- **WORK TO BE COMPLETED**: Identify the lines that include the word "adult", then copy all of them.

>> Begin LISTING

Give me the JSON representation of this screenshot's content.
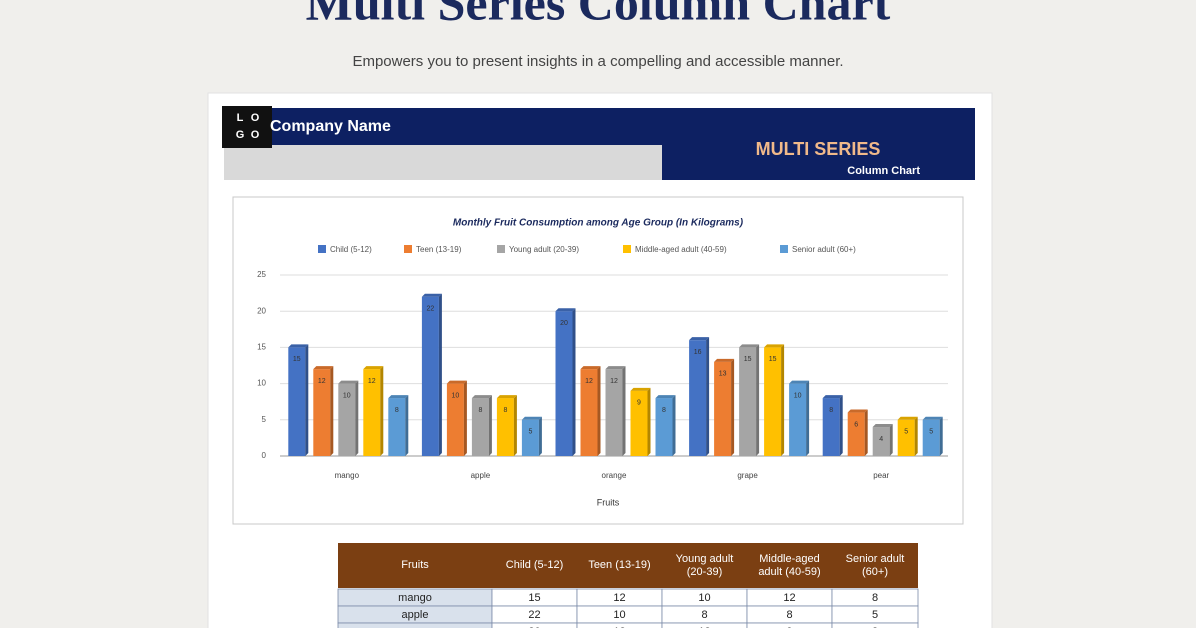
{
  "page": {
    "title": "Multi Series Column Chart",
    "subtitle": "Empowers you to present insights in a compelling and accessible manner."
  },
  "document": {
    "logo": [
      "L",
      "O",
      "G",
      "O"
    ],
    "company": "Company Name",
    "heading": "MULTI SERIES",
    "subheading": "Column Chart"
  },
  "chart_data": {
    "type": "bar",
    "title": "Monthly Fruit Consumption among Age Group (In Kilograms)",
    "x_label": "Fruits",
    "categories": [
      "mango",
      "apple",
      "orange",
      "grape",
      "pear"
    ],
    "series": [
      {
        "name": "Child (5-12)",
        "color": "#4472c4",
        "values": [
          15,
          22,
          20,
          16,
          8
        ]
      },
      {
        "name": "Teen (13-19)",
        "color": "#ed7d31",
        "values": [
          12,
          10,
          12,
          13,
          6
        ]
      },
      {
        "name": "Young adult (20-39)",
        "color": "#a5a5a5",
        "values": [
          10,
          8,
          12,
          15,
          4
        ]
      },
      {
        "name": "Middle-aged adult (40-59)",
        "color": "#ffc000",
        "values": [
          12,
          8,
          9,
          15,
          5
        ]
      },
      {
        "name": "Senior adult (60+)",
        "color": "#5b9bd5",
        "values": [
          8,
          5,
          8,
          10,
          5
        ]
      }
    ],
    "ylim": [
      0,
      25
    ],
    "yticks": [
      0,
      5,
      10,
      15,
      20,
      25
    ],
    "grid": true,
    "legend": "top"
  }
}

>> End LISTING
>> Begin LISTING

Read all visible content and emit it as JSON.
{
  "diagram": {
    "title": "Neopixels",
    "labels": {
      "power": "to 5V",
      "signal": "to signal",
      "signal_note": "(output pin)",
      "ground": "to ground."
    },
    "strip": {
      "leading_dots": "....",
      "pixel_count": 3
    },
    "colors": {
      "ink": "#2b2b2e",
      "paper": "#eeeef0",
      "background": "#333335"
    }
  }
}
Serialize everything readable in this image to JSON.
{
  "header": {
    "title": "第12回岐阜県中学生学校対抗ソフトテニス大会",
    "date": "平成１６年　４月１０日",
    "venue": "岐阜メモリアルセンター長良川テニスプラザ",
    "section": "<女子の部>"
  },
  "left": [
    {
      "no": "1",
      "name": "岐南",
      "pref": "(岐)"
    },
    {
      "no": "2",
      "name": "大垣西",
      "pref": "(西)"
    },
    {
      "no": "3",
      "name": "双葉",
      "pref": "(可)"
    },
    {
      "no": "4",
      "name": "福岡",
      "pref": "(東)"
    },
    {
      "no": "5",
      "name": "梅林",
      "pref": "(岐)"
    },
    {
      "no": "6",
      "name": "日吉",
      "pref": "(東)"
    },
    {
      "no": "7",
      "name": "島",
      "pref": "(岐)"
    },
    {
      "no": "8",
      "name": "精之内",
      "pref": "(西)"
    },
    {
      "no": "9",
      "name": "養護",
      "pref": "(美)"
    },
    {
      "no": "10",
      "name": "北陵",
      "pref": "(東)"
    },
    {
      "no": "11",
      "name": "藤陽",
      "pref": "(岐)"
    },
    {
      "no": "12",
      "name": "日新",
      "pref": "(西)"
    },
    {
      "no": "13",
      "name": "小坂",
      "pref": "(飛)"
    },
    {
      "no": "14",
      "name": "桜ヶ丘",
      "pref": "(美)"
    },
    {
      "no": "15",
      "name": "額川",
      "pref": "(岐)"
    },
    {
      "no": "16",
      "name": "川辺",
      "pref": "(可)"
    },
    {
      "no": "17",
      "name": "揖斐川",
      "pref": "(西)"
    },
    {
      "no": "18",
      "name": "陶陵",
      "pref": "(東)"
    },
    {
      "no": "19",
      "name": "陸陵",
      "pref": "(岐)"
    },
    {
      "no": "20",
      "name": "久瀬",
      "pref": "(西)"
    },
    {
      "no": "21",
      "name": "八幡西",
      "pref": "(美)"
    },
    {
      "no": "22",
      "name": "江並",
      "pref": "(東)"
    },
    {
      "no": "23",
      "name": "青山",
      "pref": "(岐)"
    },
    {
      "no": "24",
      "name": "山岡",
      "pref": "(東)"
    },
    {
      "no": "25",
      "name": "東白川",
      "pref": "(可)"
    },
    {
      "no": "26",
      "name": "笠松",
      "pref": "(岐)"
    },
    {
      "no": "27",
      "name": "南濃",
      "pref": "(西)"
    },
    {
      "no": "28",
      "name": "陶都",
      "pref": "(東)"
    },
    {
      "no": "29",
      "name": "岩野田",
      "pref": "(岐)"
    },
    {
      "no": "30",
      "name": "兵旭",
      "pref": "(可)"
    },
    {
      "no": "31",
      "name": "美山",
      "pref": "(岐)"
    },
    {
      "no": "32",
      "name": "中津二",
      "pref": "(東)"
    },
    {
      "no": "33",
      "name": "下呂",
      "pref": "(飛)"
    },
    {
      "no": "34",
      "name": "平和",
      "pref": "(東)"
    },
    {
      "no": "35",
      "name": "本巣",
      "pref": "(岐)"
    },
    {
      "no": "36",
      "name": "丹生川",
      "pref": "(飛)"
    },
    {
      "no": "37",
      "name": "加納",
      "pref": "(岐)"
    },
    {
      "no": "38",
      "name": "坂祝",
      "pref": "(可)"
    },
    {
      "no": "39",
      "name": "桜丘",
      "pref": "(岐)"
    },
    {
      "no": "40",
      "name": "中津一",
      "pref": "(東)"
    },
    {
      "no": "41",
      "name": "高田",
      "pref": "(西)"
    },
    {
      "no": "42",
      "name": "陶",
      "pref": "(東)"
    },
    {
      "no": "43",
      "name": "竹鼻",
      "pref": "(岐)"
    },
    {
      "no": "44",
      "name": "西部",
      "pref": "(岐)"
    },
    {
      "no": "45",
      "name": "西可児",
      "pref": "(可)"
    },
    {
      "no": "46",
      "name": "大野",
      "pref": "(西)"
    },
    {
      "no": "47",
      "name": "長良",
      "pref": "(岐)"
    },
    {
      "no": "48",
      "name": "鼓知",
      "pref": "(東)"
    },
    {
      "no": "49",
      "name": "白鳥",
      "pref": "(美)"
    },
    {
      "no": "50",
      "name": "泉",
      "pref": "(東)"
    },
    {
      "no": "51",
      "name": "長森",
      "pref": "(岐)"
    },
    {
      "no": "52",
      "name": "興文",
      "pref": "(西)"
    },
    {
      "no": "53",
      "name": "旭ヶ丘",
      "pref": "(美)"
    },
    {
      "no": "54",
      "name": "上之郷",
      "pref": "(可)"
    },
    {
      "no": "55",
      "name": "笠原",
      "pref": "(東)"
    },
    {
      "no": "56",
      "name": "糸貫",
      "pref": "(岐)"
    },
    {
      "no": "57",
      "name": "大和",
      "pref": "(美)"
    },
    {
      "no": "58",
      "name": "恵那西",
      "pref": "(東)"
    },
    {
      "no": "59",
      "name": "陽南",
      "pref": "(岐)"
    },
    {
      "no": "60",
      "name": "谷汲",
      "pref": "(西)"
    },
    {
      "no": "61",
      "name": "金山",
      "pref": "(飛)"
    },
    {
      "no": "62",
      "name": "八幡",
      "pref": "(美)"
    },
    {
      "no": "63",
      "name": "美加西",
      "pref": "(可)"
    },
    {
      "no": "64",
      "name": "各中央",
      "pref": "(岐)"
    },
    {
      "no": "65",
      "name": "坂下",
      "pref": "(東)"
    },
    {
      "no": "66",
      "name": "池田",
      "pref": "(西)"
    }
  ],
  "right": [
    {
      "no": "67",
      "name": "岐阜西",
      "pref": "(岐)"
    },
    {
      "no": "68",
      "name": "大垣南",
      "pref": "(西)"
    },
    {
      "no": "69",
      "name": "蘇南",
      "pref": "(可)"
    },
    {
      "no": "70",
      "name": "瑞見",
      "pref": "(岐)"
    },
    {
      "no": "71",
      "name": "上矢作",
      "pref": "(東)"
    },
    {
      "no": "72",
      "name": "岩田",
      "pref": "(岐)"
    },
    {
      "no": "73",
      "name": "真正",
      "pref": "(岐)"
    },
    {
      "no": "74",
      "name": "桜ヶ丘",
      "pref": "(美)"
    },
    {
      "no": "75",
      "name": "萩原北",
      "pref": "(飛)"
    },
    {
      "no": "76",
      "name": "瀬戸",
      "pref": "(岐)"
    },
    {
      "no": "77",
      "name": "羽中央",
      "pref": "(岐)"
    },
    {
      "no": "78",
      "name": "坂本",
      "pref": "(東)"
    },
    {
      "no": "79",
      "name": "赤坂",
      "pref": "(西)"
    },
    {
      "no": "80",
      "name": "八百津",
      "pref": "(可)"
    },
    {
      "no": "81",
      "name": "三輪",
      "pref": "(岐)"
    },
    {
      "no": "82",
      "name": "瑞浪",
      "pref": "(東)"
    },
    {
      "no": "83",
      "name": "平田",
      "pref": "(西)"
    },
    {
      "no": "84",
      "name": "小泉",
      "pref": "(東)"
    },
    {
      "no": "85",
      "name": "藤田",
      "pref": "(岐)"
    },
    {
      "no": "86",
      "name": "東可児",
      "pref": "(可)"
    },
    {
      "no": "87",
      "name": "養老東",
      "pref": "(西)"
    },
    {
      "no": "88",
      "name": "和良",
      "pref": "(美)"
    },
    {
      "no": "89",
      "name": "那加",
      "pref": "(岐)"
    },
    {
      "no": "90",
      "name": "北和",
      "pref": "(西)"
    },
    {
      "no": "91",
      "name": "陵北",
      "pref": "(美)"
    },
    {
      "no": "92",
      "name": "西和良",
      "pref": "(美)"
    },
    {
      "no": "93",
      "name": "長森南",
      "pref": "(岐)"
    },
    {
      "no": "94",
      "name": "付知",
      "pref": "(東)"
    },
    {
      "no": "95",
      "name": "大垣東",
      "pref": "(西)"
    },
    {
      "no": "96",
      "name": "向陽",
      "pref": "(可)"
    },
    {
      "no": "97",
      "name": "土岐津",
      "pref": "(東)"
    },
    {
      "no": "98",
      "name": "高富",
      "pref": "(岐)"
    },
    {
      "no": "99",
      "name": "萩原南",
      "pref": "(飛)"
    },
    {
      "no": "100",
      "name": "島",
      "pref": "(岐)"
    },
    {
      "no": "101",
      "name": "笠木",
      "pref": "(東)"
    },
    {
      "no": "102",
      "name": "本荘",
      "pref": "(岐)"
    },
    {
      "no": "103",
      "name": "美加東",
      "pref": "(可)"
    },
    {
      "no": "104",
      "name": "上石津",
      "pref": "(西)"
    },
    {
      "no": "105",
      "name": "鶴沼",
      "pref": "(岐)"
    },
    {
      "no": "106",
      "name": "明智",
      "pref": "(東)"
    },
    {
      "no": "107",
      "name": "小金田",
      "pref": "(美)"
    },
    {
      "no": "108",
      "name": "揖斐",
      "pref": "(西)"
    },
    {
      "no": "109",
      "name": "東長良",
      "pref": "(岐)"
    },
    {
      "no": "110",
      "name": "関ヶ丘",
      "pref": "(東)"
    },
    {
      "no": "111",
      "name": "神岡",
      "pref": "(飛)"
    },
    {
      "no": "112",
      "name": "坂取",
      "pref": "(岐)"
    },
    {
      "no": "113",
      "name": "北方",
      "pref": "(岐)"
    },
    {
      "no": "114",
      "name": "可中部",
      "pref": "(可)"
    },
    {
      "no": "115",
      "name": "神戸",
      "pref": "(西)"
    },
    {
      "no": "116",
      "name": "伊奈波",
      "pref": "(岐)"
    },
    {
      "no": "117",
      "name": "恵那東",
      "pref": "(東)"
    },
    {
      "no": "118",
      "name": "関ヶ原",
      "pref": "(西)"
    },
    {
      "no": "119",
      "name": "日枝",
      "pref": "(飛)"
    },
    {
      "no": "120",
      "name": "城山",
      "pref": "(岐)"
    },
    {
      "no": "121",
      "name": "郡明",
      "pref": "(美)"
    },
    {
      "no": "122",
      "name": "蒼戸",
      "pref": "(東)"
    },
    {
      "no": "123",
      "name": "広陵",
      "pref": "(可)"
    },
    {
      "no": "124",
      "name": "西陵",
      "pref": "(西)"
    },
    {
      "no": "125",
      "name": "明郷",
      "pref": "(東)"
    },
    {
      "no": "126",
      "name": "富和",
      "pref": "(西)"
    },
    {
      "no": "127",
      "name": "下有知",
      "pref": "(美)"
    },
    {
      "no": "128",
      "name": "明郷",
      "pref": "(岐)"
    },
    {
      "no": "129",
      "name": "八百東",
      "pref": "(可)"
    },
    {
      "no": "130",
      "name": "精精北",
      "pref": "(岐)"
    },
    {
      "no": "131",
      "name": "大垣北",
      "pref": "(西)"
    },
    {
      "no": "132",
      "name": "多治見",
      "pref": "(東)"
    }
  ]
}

>> End LISTING

- **RESPONSE**:
        "name": "Young adult (20-39)",
        "name": "Middle-aged adult (40-59)",
        "name": "Senior adult (60+)",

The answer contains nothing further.